PROBLEM DETAILS:
Give the listing again exactly, omitting its images.

PROVIDED DATA:
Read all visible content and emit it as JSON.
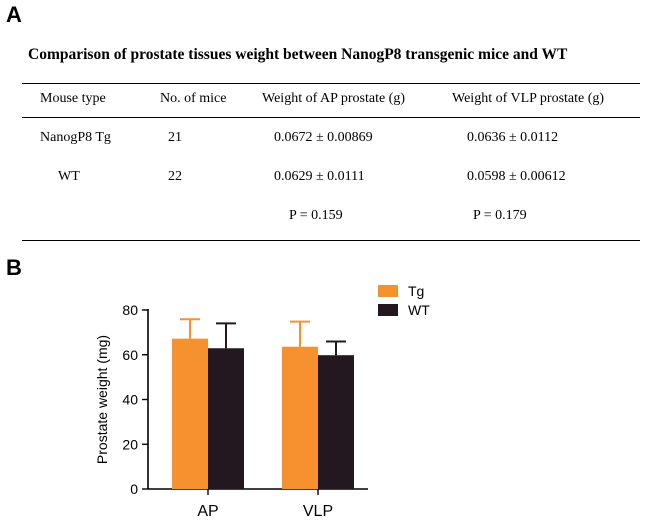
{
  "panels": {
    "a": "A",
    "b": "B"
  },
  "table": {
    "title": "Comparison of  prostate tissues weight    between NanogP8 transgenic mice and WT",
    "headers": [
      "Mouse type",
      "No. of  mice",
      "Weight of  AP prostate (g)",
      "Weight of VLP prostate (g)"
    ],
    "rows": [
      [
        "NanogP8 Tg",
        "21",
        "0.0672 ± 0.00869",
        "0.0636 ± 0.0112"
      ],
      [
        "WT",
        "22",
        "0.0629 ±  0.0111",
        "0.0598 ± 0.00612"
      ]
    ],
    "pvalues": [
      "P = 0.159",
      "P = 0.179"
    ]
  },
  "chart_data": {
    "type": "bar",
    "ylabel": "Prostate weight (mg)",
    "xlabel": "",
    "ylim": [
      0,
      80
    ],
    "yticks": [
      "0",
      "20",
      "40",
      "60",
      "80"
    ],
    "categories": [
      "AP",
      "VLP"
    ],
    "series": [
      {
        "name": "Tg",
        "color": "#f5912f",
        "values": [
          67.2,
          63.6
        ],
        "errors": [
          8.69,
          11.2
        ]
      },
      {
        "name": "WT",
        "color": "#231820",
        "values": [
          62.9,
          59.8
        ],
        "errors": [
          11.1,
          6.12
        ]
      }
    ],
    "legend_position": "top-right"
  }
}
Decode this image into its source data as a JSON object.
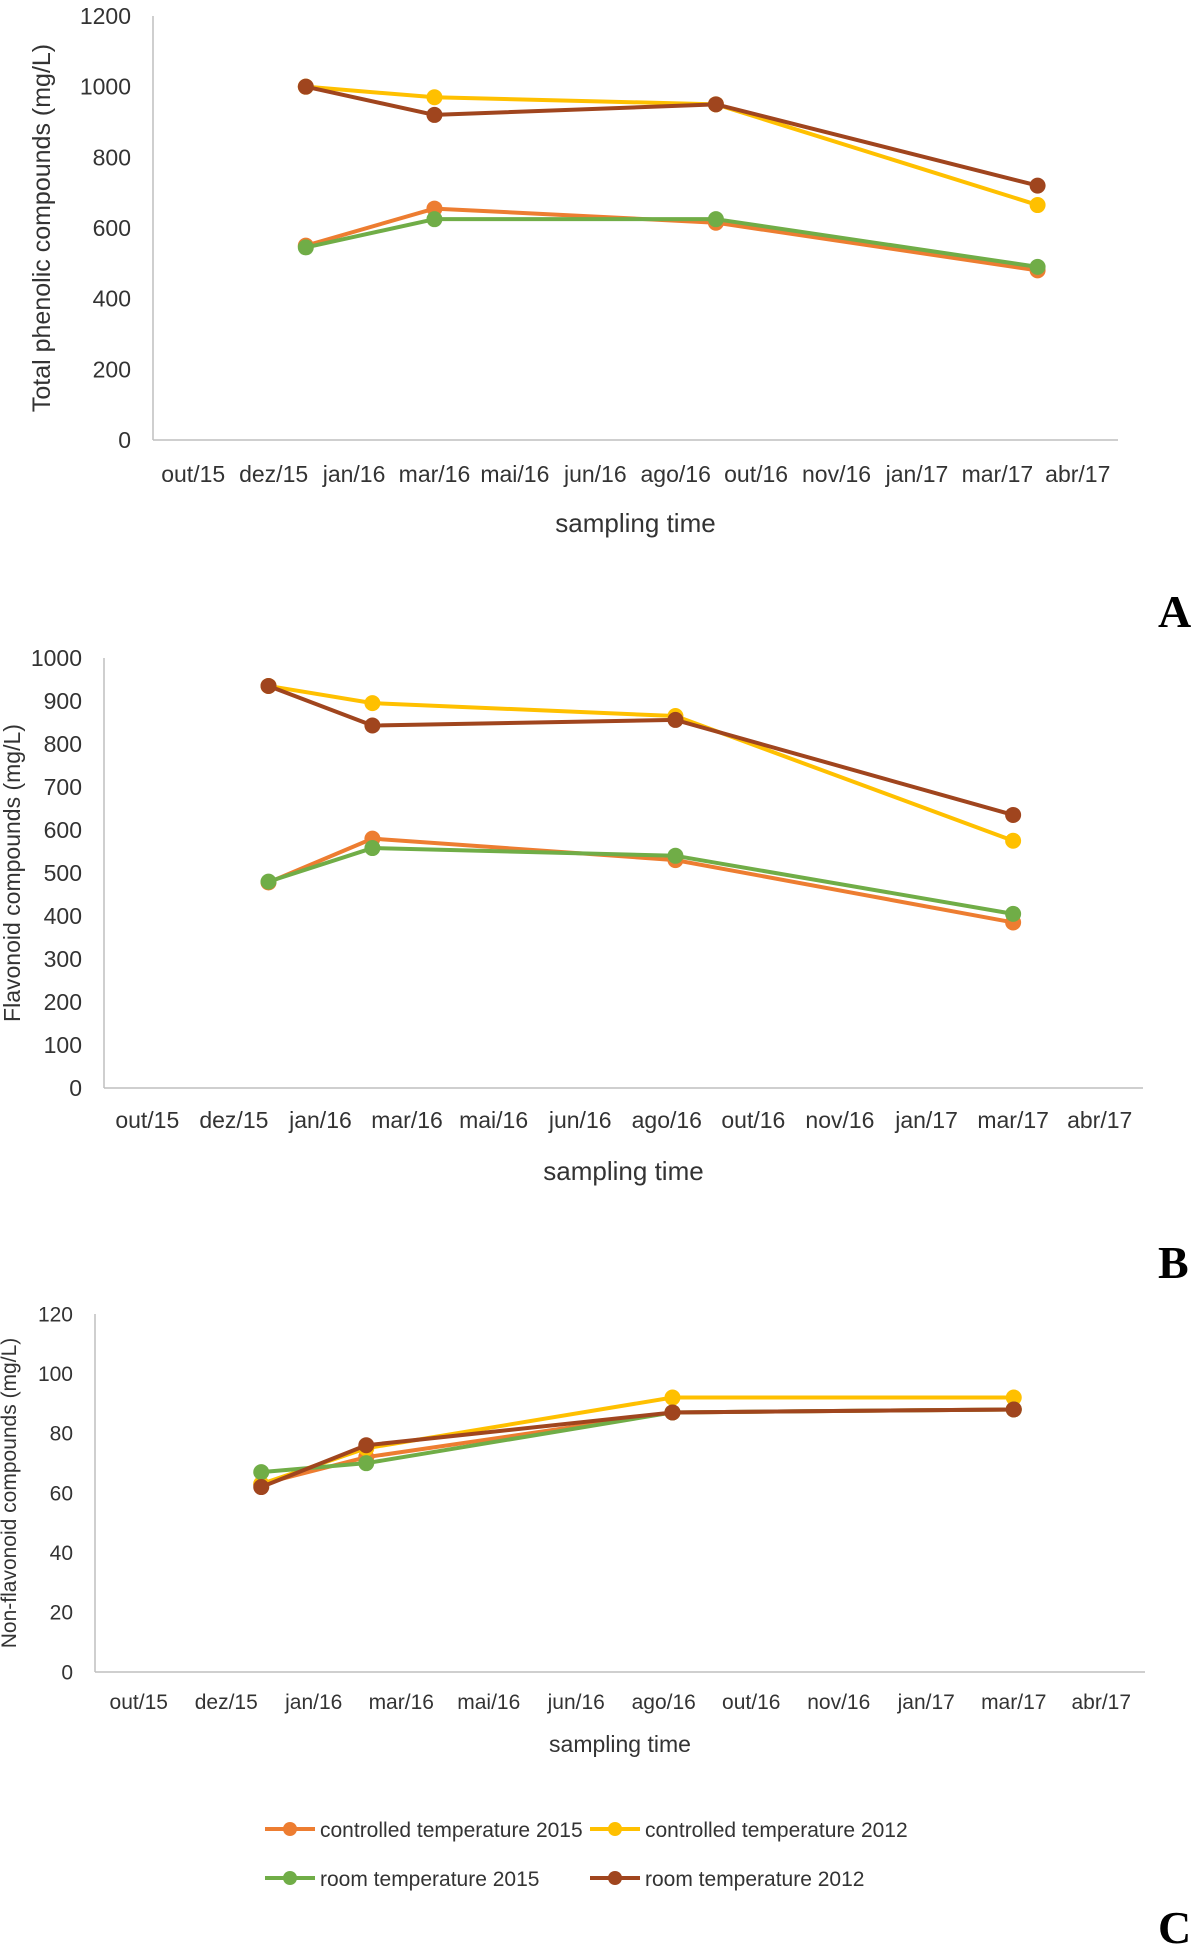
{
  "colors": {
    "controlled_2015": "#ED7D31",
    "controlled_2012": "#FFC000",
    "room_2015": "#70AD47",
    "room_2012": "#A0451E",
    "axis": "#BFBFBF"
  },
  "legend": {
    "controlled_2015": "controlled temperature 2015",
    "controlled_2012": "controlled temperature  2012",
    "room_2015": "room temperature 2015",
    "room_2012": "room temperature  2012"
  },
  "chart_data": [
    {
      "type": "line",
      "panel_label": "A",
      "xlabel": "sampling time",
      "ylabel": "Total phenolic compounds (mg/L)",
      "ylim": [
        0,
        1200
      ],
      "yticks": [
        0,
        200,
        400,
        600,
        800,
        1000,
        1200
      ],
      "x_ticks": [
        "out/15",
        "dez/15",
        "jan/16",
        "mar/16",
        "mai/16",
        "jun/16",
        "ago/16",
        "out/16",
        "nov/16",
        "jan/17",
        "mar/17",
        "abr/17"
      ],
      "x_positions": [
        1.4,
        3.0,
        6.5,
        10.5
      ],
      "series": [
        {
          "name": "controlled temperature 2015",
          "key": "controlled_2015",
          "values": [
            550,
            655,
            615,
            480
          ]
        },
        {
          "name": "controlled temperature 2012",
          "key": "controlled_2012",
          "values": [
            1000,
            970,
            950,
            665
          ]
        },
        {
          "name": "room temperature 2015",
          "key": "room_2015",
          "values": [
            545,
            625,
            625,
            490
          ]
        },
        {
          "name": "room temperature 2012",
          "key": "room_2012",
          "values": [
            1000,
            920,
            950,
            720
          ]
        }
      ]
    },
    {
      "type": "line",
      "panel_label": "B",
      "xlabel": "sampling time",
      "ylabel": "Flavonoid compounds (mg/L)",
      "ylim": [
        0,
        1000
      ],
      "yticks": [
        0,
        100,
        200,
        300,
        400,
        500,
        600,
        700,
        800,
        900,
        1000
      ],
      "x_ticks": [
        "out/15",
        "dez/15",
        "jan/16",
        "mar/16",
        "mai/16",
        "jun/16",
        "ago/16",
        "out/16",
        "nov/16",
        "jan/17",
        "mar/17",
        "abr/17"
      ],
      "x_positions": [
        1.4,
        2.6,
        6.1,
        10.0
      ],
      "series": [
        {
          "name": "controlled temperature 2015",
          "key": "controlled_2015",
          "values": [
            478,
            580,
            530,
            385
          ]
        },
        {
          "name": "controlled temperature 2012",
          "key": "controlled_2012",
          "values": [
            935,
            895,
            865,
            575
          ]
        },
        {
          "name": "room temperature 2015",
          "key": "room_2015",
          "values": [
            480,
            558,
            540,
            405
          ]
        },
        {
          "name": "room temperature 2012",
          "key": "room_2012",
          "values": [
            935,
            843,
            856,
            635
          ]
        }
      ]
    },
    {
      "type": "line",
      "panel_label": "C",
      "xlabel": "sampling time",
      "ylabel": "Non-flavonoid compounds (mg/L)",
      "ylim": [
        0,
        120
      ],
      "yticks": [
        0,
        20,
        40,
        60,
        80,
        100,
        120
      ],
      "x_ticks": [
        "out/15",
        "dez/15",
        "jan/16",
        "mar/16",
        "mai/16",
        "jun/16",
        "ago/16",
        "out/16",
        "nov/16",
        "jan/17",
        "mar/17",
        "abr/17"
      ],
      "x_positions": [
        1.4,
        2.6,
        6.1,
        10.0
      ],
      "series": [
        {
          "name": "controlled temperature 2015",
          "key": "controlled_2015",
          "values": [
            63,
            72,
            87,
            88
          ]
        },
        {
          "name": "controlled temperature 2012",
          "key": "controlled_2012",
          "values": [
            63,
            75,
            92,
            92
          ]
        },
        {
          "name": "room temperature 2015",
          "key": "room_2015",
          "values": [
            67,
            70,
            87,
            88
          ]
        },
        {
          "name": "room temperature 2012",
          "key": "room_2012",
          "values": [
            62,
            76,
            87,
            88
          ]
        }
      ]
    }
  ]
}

SOLUTION FOR THIS PROBLEM:
Read all visible content and emit it as JSON.
{
  "panels": {
    "a": "A",
    "b": "B"
  },
  "table": {
    "title": "Comparison of  prostate tissues weight    between NanogP8 transgenic mice and WT",
    "headers": [
      "Mouse type",
      "No. of  mice",
      "Weight of  AP prostate (g)",
      "Weight of VLP prostate (g)"
    ],
    "rows": [
      [
        "NanogP8 Tg",
        "21",
        "0.0672 ± 0.00869",
        "0.0636 ± 0.0112"
      ],
      [
        "WT",
        "22",
        "0.0629 ±  0.0111",
        "0.0598 ± 0.00612"
      ]
    ],
    "pvalues": [
      "P = 0.159",
      "P = 0.179"
    ]
  },
  "chart_data": {
    "type": "bar",
    "ylabel": "Prostate weight (mg)",
    "xlabel": "",
    "ylim": [
      0,
      80
    ],
    "yticks": [
      "0",
      "20",
      "40",
      "60",
      "80"
    ],
    "categories": [
      "AP",
      "VLP"
    ],
    "series": [
      {
        "name": "Tg",
        "color": "#f5912f",
        "values": [
          67.2,
          63.6
        ],
        "errors": [
          8.69,
          11.2
        ]
      },
      {
        "name": "WT",
        "color": "#231820",
        "values": [
          62.9,
          59.8
        ],
        "errors": [
          11.1,
          6.12
        ]
      }
    ],
    "legend_position": "top-right"
  }
}
Decode this image into its source data as a JSON object.
{
  "colors": {
    "controlled_2015": "#ED7D31",
    "controlled_2012": "#FFC000",
    "room_2015": "#70AD47",
    "room_2012": "#A0451E",
    "axis": "#BFBFBF"
  },
  "legend": {
    "controlled_2015": "controlled temperature 2015",
    "controlled_2012": "controlled temperature  2012",
    "room_2015": "room temperature 2015",
    "room_2012": "room temperature  2012"
  },
  "chart_data": [
    {
      "type": "line",
      "panel_label": "A",
      "xlabel": "sampling time",
      "ylabel": "Total phenolic compounds (mg/L)",
      "ylim": [
        0,
        1200
      ],
      "yticks": [
        0,
        200,
        400,
        600,
        800,
        1000,
        1200
      ],
      "x_ticks": [
        "out/15",
        "dez/15",
        "jan/16",
        "mar/16",
        "mai/16",
        "jun/16",
        "ago/16",
        "out/16",
        "nov/16",
        "jan/17",
        "mar/17",
        "abr/17"
      ],
      "x_positions": [
        1.4,
        3.0,
        6.5,
        10.5
      ],
      "series": [
        {
          "name": "controlled temperature 2015",
          "key": "controlled_2015",
          "values": [
            550,
            655,
            615,
            480
          ]
        },
        {
          "name": "controlled temperature 2012",
          "key": "controlled_2012",
          "values": [
            1000,
            970,
            950,
            665
          ]
        },
        {
          "name": "room temperature 2015",
          "key": "room_2015",
          "values": [
            545,
            625,
            625,
            490
          ]
        },
        {
          "name": "room temperature 2012",
          "key": "room_2012",
          "values": [
            1000,
            920,
            950,
            720
          ]
        }
      ]
    },
    {
      "type": "line",
      "panel_label": "B",
      "xlabel": "sampling time",
      "ylabel": "Flavonoid compounds (mg/L)",
      "ylim": [
        0,
        1000
      ],
      "yticks": [
        0,
        100,
        200,
        300,
        400,
        500,
        600,
        700,
        800,
        900,
        1000
      ],
      "x_ticks": [
        "out/15",
        "dez/15",
        "jan/16",
        "mar/16",
        "mai/16",
        "jun/16",
        "ago/16",
        "out/16",
        "nov/16",
        "jan/17",
        "mar/17",
        "abr/17"
      ],
      "x_positions": [
        1.4,
        2.6,
        6.1,
        10.0
      ],
      "series": [
        {
          "name": "controlled temperature 2015",
          "key": "controlled_2015",
          "values": [
            478,
            580,
            530,
            385
          ]
        },
        {
          "name": "controlled temperature 2012",
          "key": "controlled_2012",
          "values": [
            935,
            895,
            865,
            575
          ]
        },
        {
          "name": "room temperature 2015",
          "key": "room_2015",
          "values": [
            480,
            558,
            540,
            405
          ]
        },
        {
          "name": "room temperature 2012",
          "key": "room_2012",
          "values": [
            935,
            843,
            856,
            635
          ]
        }
      ]
    },
    {
      "type": "line",
      "panel_label": "C",
      "xlabel": "sampling time",
      "ylabel": "Non-flavonoid compounds (mg/L)",
      "ylim": [
        0,
        120
      ],
      "yticks": [
        0,
        20,
        40,
        60,
        80,
        100,
        120
      ],
      "x_ticks": [
        "out/15",
        "dez/15",
        "jan/16",
        "mar/16",
        "mai/16",
        "jun/16",
        "ago/16",
        "out/16",
        "nov/16",
        "jan/17",
        "mar/17",
        "abr/17"
      ],
      "x_positions": [
        1.4,
        2.6,
        6.1,
        10.0
      ],
      "series": [
        {
          "name": "controlled temperature 2015",
          "key": "controlled_2015",
          "values": [
            63,
            72,
            87,
            88
          ]
        },
        {
          "name": "controlled temperature 2012",
          "key": "controlled_2012",
          "values": [
            63,
            75,
            92,
            92
          ]
        },
        {
          "name": "room temperature 2015",
          "key": "room_2015",
          "values": [
            67,
            70,
            87,
            88
          ]
        },
        {
          "name": "room temperature 2012",
          "key": "room_2012",
          "values": [
            62,
            76,
            87,
            88
          ]
        }
      ]
    }
  ]
}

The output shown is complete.